** START OF TEXT SEGMENT **

Yarra City Arts presents the final of a series of conversations led by Jade Lillie, curator and editor of The Relationship is the Project joined by some of Australia's leading creative thinkers.

CONVERSATION INFORMATION

Join us for a conversation with The Relationship is the Project contributors, Claire G. Coleman, Jen Rae, Alex Kelly and Scotia Monkivitch. Facilitated by Curator and Editor, Jade Lillie, the discussion will focus on climate justice, disaster readiness and recovery and reworlding in our current social, cultural and environmental contexts.

Thursday 4 April

Abbotsford Convent, 1 St Heliers Street, Abbotsford

Community and Linen Rooms

Join us drinks and light snacks at 5.30pm

Panel 6pm-7.30pm

Books will be available for purchase.

Entry free.

The Relationship is the Project was initially conceived and curated by Jade Lillie in 2019.

Pitched as a go-to resource for practitioners wanting to better understand how to work with communities, it is a collection of short essays showcasing practitioners from across Australia who are working with communities.

With the first edition now sold out, the second edition has recently launched is available here. (a collaboration between Jade Lillie and Kate Larsen) is set to launch in early 2024, published by NewSouth Books.

Books will be for sale at the event.

About the panellists

CLAIRE G.COLEMAN

Claire G. Coleman is a Noongar author based in Naarm/Melbourne, Victoria. Her debut novel, Terra Nullius, won a Norma K. Hemming Award and was shortlisted for the Stella Prize. Lies, Damn Lies won the University of Queensland prize for non-fiction, and Enclave was longlisted for the Miles Franklin Award. Claire is Co-founder and Writer at the Centre for Reworlding.

JEN RAE

DR JEN RAE (pronouns: she/they) is an award-winning artist-researcher of Canadian Scottish-Métis descent based in unceded Djaara Country/Castlemaine, Victoria. Jen's practice-led expertise is situated at the intersections of art, speculative futures and climate emergency disaster adaptation + resilience – predominantly articulated through transdisciplinary collaborative methodologies and multi-platform projects, community alliances and public pedagogies. Jen is Co-founder and Creative Research Lead at the Centre for Reworlding. 

ALEX KELLY

 Alex Kelly is an artist, organiser and filmmaker based on Dja Dja Wurrung Country. Working across film, theatre, communications strategy and troublemaking, Alex purposefully connects the disciplines of art and social change.

** END OF TEXT SEGMENT **
** START OF SUPPLIED MATERIAL **

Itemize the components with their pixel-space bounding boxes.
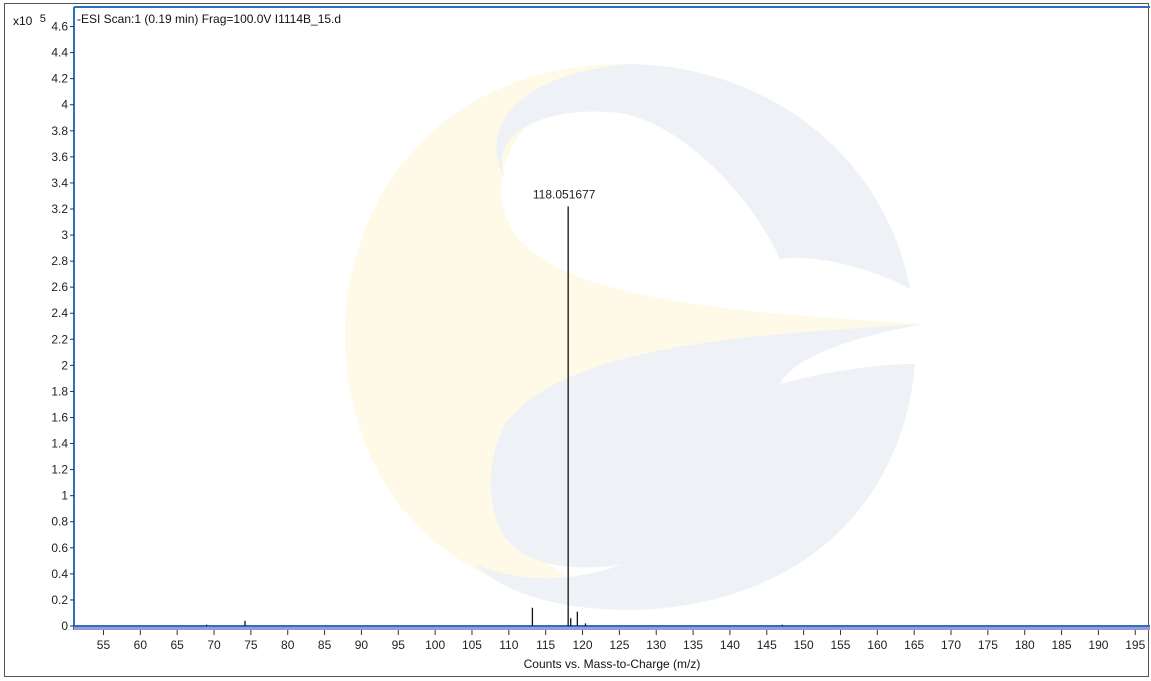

** END OF SUPPLIED MATERIAL **

EXERCISE A: Name each contributor to The Relationship is the Project who, according to the event announcement, joins Jade Lillie for the conversation.
EXERCISE B: Rewrite the part of the event announcement starting at "Pitched as a" and ending at "at the event.", with "short essays" changed to "brief essays".

TASK RESULT A: Claire G. Coleman, Jen Rae, Alex Kelly, Scotia Monkivitch

TASK RESULT B:
Pitched as a go-to resource for practitioners wanting to better understand how to work with communities, it is a collection of brief essays showcasing practitioners from across Australia who are working with communities.

With the first edition now sold out, the second edition has recently launched is available here. (a collaboration between Jade Lillie and Kate Larsen) is set to launch in early 2024, published by NewSouth Books.

Books will be for sale at the event.